(Problem to solve) Set each record down exactly, excluding all images.

(Material shown)
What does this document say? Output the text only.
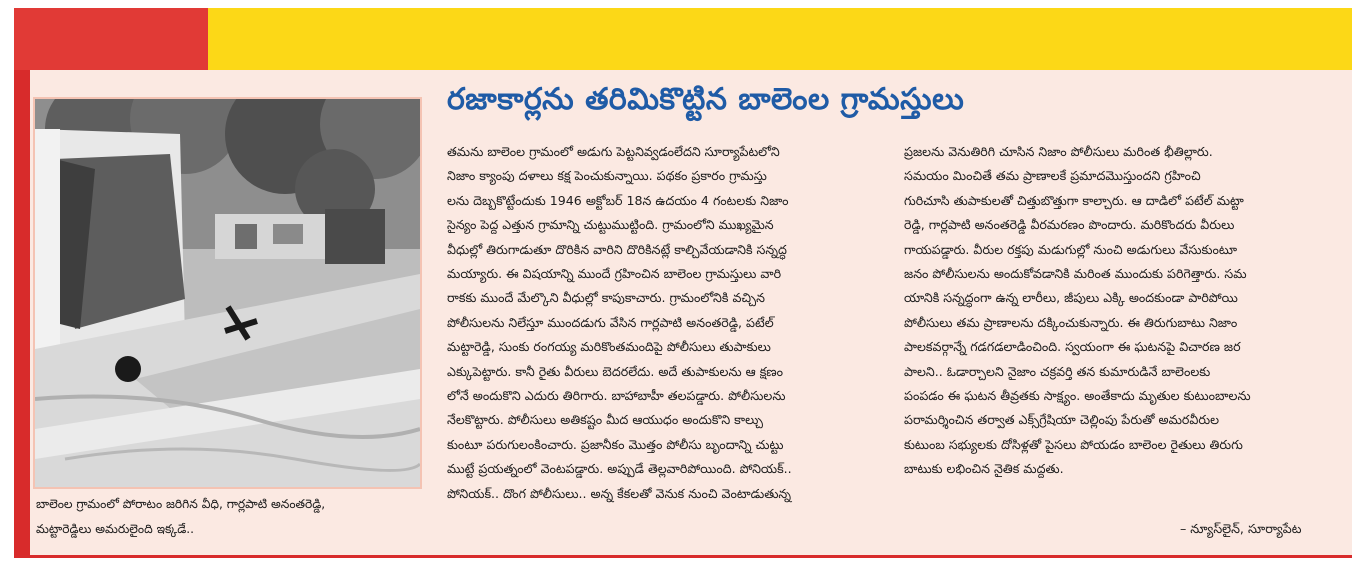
బాలెంల గ్రామంలో పోరాటం జరిగిన వీధి, గార్లపాటి అనంతరెడ్డి,
మట్టారెడ్డిలు అమరులైంది ఇక్కడే..
రజాకార్లను తరిమికొట్టిన బాలెంల గ్రామస్తులు
తమను బాలెంల గ్రామంలో అడుగు పెట్టనివ్వడంలేదని సూర్యాపేటలోని
నిజాం క్యాంపు దళాలు కక్ష పెంచుకున్నాయి. పథకం ప్రకారం గ్రామస్తు
లను దెబ్బకొట్టేందుకు 1946 అక్టోబర్ 18న ఉదయం 4 గంటలకు నిజాం
సైన్యం పెద్ద ఎత్తున గ్రామాన్ని చుట్టుముట్టింది. గ్రామంలోని ముఖ్యమైన
వీధుల్లో తిరుగాడుతూ దొరికిన వారిని దొరికినట్లే కాల్చివేయడానికి సన్నద్ధ
మయ్యారు. ఈ విషయాన్ని ముందే గ్రహించిన బాలెంల గ్రామస్తులు వారి
రాకకు ముందే మేల్కొని వీధుల్లో కాపుకాచారు. గ్రామంలోనికి వచ్చిన
పోలీసులను నిలేస్తూ ముందడుగు వేసిన గార్లపాటి అనంతరెడ్డి, పటేల్
మట్టారెడ్డి, సుంకు రంగయ్య మరికొంతమందిపై పోలీసులు తుపాకులు
ఎక్కుపెట్టారు. కానీ రైతు వీరులు బెదరలేదు. అదే తుపాకులను ఆ క్షణం
లోనే అందుకొని ఎదురు తిరిగారు. బాహాబాహీ తలపడ్డారు. పోలీసులను
నేలకొట్టారు. పోలీసులు అతికష్టం మీద ఆయుధం అందుకొని కాల్చు
కుంటూ పరుగులంకించారు. ప్రజానీకం మొత్తం పోలీసు బృందాన్ని చుట్టు
ముట్టే ప్రయత్నంలో వెంటపడ్డారు. అప్పుడే తెల్లవారిపోయింది. పోనియక్..
పోనియక్.. దొంగ పోలీసులు.. అన్న కేకలతో వెనుక నుంచి వెంటాడుతున్న
ప్రజలను వెనుతిరిగి చూసిన నిజాం పోలీసులు మరింత భీతిల్లారు.
సమయం మించితే తమ ప్రాణాలకే ప్రమాదమొస్తుందని గ్రహించి
గురిచూసి తుపాకులతో చిత్తుబొత్తుగా కాల్చారు. ఆ దాడిలో పటేల్ మట్టా
రెడ్డి, గార్లపాటి అనంతరెడ్డి వీరమరణం పొందారు. మరికొందరు వీరులు
గాయపడ్డారు. వీరుల రక్తపు మడుగుల్లో నుంచి అడుగులు వేసుకుంటూ
జనం పోలీసులను అందుకోవడానికి మరింత ముందుకు పరిగెత్తారు. సమ
యానికి సన్నద్ధంగా ఉన్న లారీలు, జీపులు ఎక్కి అందకుండా పారిపోయి
పోలీసులు తమ ప్రాణాలను దక్కించుకున్నారు. ఈ తిరుగుబాటు నిజాం
పాలకవర్గాన్నే గడగడలాడించింది. స్వయంగా ఈ ఘటనపై విచారణ జర
పాలని.. ఓడార్చాలని నైజాం చక్రవర్తి తన కుమారుడినే బాలెంలకు
పంపడం ఈ ఘటన తీవ్రతకు సాక్ష్యం. అంతేకాదు మృతుల కుటుంబాలను
పరామర్శించిన తర్వాత ఎక్స్‌గ్రేషియా చెల్లింపు పేరుతో అమరవీరుల
కుటుంబ సభ్యులకు దోసిళ్లతో పైసలు పోయడం బాలెంల రైతులు తిరుగు
బాటుకు లభించిన నైతిక మద్దతు.
– న్యూస్‌లైన్, సూర్యాపేట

(Solution below)
What does this document say? Output the text only.
బాలెంల గ్రామంలో పోరాటం జరిగిన వీధి, గార్లపాటి అనంతరెడ్డి,
మట్టారెడ్డిలు అమరులైంది ఇక్కడే..
రజాకార్లను తరిమికొట్టిన బాలెంల గ్రామస్తులు
తమను బాలెంల గ్రామంలో అడుగు పెట్టనివ్వడంలేదని సూర్యాపేటలోని
నిజాం క్యాంపు దళాలు కక్ష పెంచుకున్నాయి. పథకం ప్రకారం గ్రామస్తు
లను దెబ్బకొట్టేందుకు 1946 అక్టోబర్ 18న ఉదయం 4 గంటలకు నిజాం
సైన్యం పెద్ద ఎత్తున గ్రామాన్ని చుట్టుముట్టింది. గ్రామంలోని ముఖ్యమైన
వీధుల్లో తిరుగాడుతూ దొరికిన వారిని దొరికినట్లే కాల్చివేయడానికి సన్నద్ధ
మయ్యారు. ఈ విషయాన్ని ముందే గ్రహించిన బాలెంల గ్రామస్తులు వారి
రాకకు ముందే మేల్కొని వీధుల్లో కాపుకాచారు. గ్రామంలోనికి వచ్చిన
పోలీసులను నిలేస్తూ ముందడుగు వేసిన గార్లపాటి అనంతరెడ్డి, పటేల్
మట్టారెడ్డి, సుంకు రంగయ్య మరికొంతమందిపై పోలీసులు తుపాకులు
ఎక్కుపెట్టారు. కానీ రైతు వీరులు బెదరలేదు. అదే తుపాకులను ఆ క్షణం
లోనే అందుకొని ఎదురు తిరిగారు. బాహాబాహీ తలపడ్డారు. పోలీసులను
నేలకొట్టారు. పోలీసులు అతికష్టం మీద ఆయుధం అందుకొని కాల్చు
కుంటూ పరుగులంకించారు. ప్రజానీకం మొత్తం పోలీసు బృందాన్ని చుట్టు
ముట్టే ప్రయత్నంలో వెంటపడ్డారు. అప్పుడే తెల్లవారిపోయింది. పోనియక్..
పోనియక్.. దొంగ పోలీసులు.. అన్న కేకలతో వెనుక నుంచి వెంటాడుతున్న
ప్రజలను వెనుతిరిగి చూసిన నిజాం పోలీసులు మరింత భీతిల్లారు.
సమయం మించితే తమ ప్రాణాలకే ప్రమాదమొస్తుందని గ్రహించి
గురిచూసి తుపాకులతో చిత్తుబొత్తుగా కాల్చారు. ఆ దాడిలో పటేల్ మట్టా
రెడ్డి, గార్లపాటి అనంతరెడ్డి వీరమరణం పొందారు. మరికొందరు వీరులు
గాయపడ్డారు. వీరుల రక్తపు మడుగుల్లో నుంచి అడుగులు వేసుకుంటూ
జనం పోలీసులను అందుకోవడానికి మరింత ముందుకు పరిగెత్తారు. సమ
యానికి సన్నద్ధంగా ఉన్న లారీలు, జీపులు ఎక్కి అందకుండా పారిపోయి
పోలీసులు తమ ప్రాణాలను దక్కించుకున్నారు. ఈ తిరుగుబాటు నిజాం
పాలకవర్గాన్నే గడగడలాడించింది. స్వయంగా ఈ ఘటనపై విచారణ జర
పాలని.. ఓడార్చాలని నైజాం చక్రవర్తి తన కుమారుడినే బాలెంలకు
పంపడం ఈ ఘటన తీవ్రతకు సాక్ష్యం. అంతేకాదు మృతుల కుటుంబాలను
పరామర్శించిన తర్వాత ఎక్స్‌గ్రేషియా చెల్లింపు పేరుతో అమరవీరుల
కుటుంబ సభ్యులకు దోసిళ్లతో పైసలు పోయడం బాలెంల రైతులు తిరుగు
బాటుకు లభించిన నైతిక మద్దతు.
– న్యూస్‌లైన్, సూర్యాపేట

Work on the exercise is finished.